— Begin MATERIAL PROVIDED —
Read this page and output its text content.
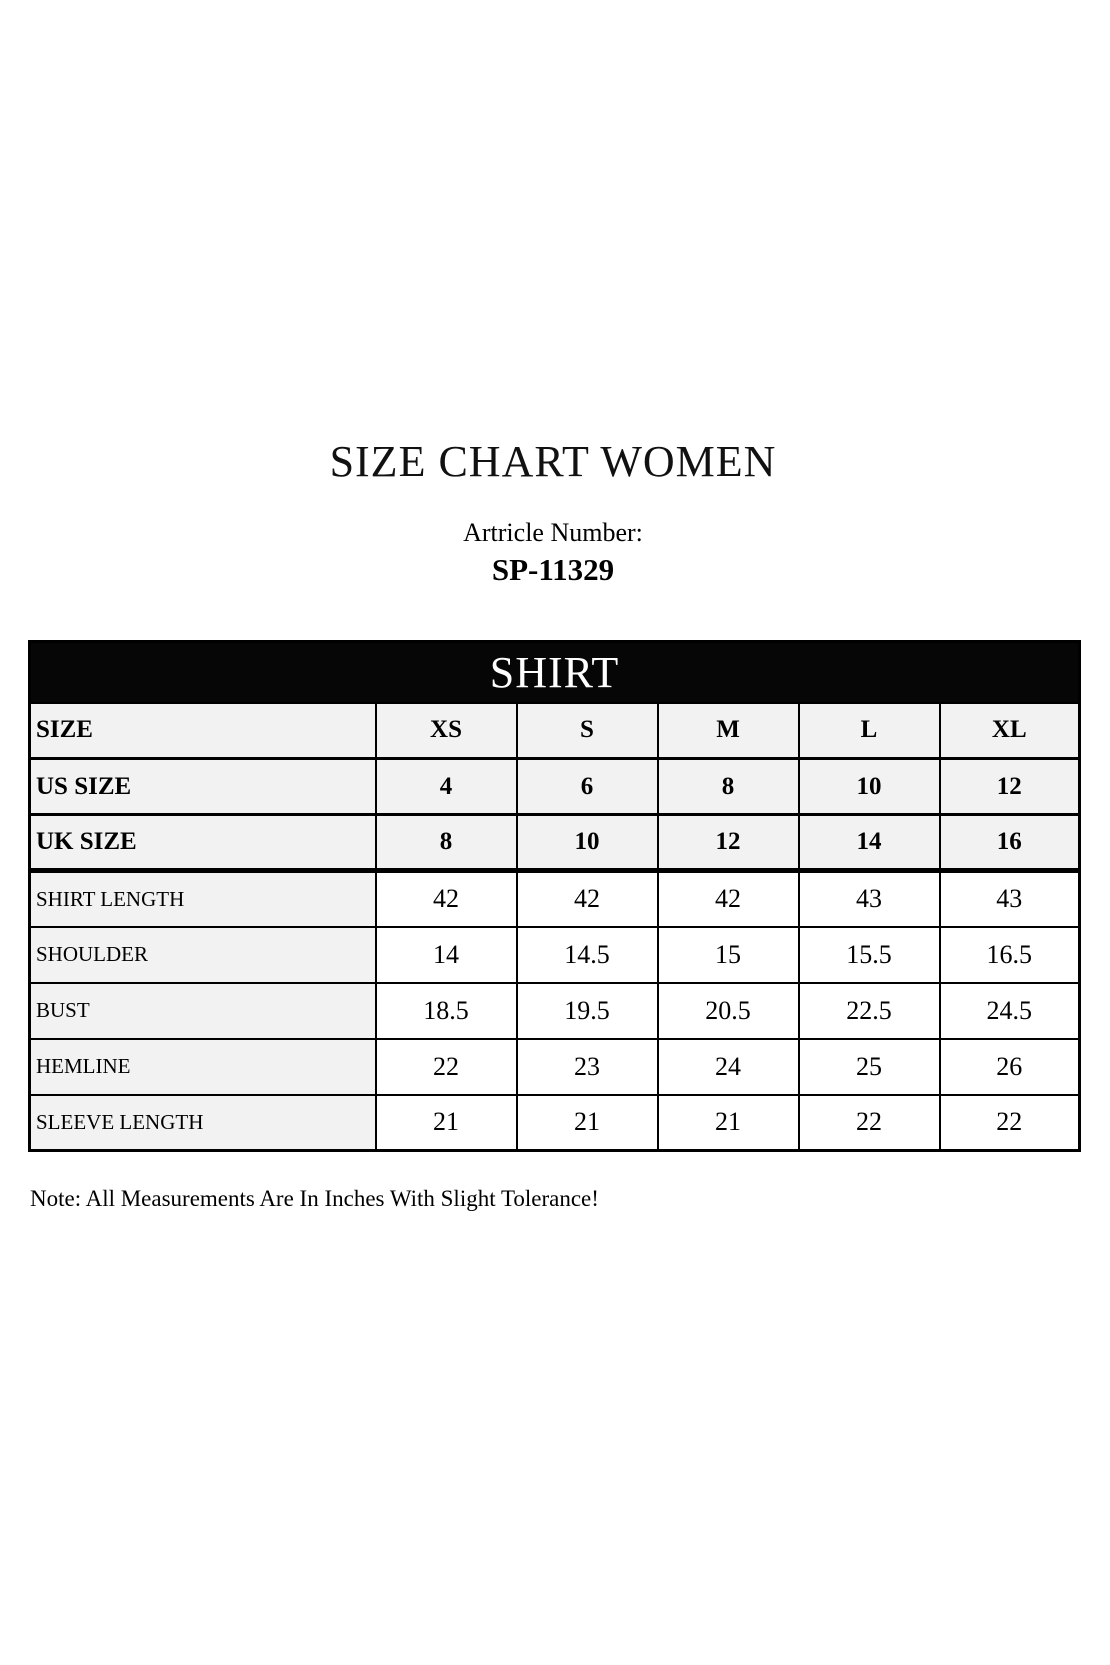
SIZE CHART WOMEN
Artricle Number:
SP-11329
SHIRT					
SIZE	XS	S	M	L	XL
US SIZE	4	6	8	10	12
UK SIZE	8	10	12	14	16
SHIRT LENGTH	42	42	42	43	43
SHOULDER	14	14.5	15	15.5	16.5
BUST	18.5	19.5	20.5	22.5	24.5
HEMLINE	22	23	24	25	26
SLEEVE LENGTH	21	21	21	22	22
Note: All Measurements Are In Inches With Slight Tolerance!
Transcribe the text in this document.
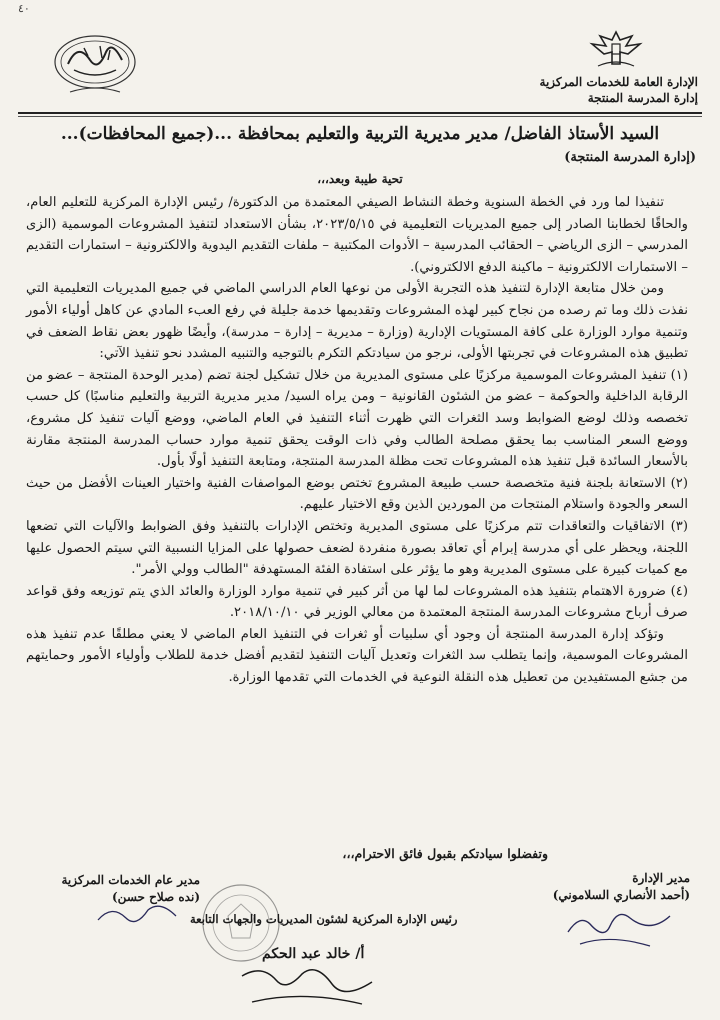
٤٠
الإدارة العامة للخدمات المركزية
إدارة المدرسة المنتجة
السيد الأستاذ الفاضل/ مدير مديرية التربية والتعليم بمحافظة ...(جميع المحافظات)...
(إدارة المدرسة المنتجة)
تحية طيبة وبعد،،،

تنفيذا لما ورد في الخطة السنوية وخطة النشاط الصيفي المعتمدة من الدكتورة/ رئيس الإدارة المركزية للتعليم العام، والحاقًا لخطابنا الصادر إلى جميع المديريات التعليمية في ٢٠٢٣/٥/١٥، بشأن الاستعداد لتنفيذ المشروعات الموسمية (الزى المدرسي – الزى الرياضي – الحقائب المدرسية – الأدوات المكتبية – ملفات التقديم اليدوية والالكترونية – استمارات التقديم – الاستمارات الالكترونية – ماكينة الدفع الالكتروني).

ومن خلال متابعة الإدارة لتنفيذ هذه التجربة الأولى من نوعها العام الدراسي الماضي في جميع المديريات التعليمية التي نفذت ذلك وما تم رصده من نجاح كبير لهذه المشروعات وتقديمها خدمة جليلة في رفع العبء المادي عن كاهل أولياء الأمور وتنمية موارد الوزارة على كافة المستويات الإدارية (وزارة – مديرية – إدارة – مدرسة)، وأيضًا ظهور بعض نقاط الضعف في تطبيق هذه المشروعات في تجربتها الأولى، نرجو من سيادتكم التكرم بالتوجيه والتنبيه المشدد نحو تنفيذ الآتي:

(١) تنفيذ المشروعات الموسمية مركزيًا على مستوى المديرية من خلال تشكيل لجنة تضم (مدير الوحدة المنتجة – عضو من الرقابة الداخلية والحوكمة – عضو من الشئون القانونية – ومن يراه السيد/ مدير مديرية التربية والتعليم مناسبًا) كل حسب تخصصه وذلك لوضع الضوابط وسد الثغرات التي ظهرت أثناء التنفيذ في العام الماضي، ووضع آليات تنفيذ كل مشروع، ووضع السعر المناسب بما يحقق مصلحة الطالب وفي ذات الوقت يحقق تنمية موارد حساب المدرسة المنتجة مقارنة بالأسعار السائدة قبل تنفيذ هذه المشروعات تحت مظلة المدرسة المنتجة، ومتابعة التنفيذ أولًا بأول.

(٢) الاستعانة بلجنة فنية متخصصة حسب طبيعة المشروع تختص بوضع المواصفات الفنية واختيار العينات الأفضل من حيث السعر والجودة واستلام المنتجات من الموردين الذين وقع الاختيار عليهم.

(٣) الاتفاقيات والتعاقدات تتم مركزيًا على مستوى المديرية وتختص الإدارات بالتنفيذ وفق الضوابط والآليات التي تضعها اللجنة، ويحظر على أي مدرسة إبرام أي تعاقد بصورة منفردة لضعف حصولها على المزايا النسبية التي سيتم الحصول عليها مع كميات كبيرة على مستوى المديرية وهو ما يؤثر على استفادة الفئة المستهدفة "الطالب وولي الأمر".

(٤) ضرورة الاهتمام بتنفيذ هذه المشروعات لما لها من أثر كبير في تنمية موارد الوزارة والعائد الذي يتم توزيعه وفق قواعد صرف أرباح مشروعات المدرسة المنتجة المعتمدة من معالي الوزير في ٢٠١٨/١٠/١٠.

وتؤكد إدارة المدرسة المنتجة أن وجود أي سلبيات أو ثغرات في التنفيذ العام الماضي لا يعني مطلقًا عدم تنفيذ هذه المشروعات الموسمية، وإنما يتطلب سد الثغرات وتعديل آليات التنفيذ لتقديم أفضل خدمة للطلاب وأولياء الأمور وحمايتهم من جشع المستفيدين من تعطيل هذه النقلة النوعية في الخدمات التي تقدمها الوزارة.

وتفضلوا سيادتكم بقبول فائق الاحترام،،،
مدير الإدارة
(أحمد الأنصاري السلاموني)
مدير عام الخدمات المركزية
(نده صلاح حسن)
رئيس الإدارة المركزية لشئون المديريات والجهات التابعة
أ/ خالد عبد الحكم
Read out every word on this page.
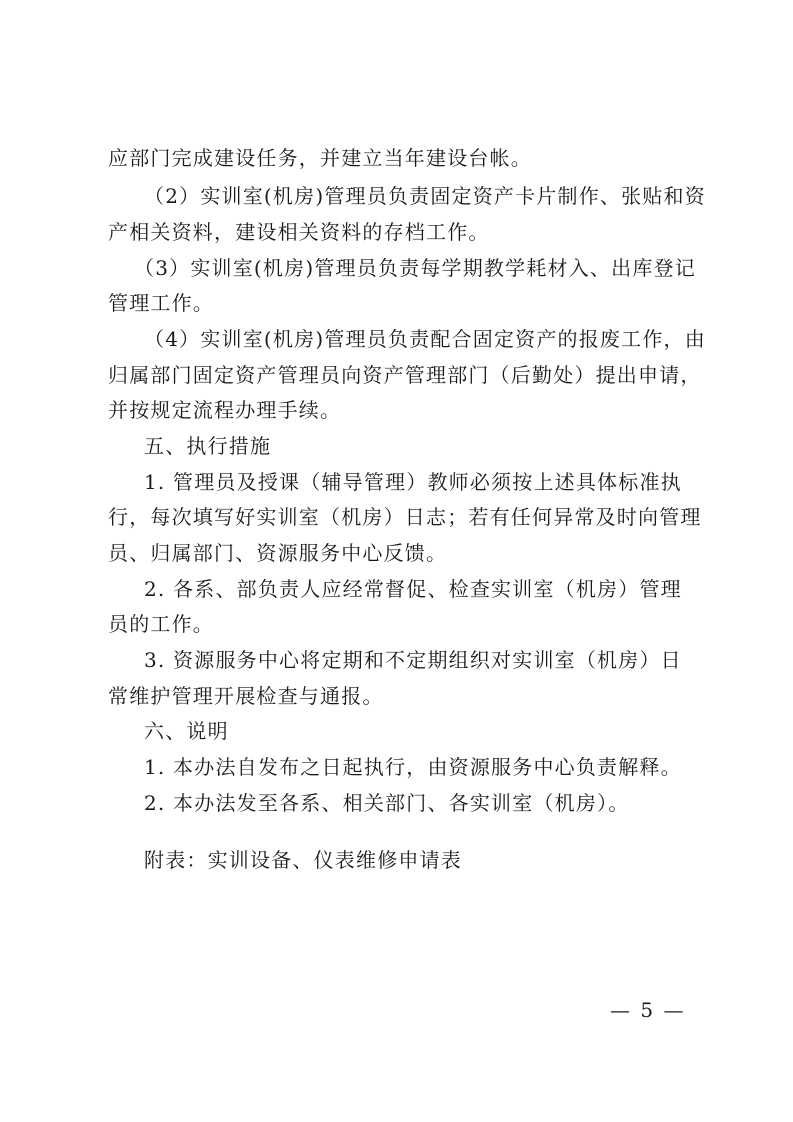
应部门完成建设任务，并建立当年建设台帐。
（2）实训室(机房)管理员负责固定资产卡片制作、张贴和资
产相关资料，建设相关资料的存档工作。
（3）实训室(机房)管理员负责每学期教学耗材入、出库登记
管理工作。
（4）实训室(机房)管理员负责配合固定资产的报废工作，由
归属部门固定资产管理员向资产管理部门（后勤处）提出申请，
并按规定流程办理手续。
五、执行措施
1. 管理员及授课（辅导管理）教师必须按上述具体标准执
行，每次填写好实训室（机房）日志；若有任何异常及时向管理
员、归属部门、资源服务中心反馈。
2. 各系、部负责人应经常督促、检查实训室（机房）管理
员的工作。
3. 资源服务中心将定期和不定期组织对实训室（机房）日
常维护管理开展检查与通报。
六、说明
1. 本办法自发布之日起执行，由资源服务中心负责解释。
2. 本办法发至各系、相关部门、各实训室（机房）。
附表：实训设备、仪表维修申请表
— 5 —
— End MATERIAL PROVIDED —
Look through the entries and return every line where "page" appears.

Read this page and output its text content.
Read out every word on this page.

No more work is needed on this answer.